> _Exercise goal_:
Select and reproduce each line of the listing below that bears the string "Output".

Collection entries
* BEGIN *

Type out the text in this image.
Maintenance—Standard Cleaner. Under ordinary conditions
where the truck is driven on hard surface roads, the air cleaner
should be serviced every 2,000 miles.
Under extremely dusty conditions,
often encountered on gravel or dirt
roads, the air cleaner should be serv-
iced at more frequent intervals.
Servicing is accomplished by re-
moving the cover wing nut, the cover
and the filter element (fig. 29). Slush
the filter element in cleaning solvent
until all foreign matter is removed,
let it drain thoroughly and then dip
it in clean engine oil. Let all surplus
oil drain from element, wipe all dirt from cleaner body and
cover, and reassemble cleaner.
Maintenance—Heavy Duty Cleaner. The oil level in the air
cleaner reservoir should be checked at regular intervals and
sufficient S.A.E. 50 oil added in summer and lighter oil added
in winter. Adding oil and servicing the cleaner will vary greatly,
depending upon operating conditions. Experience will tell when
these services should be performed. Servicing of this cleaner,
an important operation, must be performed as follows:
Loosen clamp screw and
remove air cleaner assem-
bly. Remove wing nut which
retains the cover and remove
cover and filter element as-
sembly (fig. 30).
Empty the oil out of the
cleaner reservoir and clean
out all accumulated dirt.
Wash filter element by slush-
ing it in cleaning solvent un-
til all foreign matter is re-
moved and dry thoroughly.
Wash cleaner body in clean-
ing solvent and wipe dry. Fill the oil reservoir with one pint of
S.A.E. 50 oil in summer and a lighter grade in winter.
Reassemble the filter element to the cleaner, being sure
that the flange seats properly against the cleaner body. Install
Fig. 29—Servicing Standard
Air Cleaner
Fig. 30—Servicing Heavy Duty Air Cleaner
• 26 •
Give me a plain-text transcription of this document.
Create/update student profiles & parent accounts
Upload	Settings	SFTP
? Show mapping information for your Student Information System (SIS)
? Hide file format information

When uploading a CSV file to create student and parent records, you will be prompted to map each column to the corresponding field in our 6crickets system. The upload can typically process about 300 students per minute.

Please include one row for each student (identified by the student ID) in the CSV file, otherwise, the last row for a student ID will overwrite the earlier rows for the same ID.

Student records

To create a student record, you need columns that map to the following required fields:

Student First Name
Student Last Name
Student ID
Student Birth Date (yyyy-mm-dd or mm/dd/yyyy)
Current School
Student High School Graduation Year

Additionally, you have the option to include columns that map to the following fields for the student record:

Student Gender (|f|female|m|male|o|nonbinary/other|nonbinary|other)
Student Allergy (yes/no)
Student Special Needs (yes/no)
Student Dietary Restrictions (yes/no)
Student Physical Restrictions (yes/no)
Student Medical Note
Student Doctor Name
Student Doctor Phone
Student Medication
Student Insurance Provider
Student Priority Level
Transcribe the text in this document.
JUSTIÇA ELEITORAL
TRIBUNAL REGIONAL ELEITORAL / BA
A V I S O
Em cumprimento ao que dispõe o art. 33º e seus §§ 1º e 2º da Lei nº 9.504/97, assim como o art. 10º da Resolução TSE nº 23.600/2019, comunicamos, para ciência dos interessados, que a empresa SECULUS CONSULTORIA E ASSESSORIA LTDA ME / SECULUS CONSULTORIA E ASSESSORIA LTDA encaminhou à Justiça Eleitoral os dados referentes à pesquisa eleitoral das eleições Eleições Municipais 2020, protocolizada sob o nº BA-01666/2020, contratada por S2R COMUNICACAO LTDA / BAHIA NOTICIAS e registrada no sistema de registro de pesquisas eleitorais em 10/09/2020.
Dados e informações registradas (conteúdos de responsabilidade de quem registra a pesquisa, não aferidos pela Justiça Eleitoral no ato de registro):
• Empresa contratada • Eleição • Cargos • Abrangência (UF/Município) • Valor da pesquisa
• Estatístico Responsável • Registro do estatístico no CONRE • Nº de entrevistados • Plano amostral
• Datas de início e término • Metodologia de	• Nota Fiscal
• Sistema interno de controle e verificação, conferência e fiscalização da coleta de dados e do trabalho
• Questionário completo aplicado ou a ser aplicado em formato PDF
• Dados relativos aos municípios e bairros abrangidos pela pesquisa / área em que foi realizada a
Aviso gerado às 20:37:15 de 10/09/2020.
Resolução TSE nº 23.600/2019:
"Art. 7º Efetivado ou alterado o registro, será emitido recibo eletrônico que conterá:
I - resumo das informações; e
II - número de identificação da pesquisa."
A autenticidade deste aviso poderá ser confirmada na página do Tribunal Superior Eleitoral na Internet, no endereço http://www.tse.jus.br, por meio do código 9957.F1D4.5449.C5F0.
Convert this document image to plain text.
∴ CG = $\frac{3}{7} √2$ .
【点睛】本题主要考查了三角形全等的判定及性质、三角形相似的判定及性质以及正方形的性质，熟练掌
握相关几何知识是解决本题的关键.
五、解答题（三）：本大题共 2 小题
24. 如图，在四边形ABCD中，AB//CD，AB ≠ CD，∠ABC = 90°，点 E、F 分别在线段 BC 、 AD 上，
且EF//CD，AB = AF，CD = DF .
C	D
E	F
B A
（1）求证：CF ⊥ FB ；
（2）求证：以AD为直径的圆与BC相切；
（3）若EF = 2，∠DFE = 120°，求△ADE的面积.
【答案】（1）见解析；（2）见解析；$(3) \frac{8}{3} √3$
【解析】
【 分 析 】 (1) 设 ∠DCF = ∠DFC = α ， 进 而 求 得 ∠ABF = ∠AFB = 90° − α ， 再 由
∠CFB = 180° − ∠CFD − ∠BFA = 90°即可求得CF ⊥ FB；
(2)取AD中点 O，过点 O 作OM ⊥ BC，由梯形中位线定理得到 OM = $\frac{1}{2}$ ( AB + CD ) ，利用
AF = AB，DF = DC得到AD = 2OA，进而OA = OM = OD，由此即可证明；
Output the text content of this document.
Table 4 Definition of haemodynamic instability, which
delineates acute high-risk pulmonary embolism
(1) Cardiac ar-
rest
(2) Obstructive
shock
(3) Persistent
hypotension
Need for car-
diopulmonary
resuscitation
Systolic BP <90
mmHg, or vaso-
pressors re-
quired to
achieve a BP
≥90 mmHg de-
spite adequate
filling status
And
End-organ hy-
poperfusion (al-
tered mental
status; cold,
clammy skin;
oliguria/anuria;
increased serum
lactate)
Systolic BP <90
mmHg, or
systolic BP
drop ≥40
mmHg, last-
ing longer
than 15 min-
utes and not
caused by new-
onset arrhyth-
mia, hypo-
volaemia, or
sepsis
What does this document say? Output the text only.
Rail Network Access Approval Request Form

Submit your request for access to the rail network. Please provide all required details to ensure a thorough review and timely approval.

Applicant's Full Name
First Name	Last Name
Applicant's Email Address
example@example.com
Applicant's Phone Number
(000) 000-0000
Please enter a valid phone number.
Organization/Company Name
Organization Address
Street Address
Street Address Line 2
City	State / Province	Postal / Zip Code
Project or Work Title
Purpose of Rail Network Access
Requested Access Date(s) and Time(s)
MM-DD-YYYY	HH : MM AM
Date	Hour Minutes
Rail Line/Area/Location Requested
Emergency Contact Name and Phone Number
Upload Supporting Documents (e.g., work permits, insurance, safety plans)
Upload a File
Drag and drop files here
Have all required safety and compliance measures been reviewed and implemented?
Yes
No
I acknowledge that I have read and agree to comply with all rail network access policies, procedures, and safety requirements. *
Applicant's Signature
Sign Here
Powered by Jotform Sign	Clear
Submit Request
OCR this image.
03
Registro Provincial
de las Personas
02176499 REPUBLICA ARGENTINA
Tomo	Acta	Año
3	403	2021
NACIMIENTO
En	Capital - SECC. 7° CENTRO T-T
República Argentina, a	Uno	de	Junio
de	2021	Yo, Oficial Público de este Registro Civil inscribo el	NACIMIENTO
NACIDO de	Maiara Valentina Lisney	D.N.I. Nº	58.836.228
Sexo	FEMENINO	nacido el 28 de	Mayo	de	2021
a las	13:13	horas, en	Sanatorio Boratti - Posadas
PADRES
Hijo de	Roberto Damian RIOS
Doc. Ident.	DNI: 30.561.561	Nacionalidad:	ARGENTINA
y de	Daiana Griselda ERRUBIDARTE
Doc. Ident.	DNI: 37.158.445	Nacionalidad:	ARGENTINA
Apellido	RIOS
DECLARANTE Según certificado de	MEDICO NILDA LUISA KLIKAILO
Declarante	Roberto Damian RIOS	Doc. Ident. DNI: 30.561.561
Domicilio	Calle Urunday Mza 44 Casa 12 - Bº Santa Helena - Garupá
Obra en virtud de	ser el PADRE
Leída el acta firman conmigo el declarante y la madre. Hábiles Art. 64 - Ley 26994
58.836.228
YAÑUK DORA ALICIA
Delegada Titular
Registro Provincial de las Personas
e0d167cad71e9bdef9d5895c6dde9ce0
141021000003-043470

* END *

> _Answer for this exercise_:
Output the text content of this document.
What does this document say? Output the text only.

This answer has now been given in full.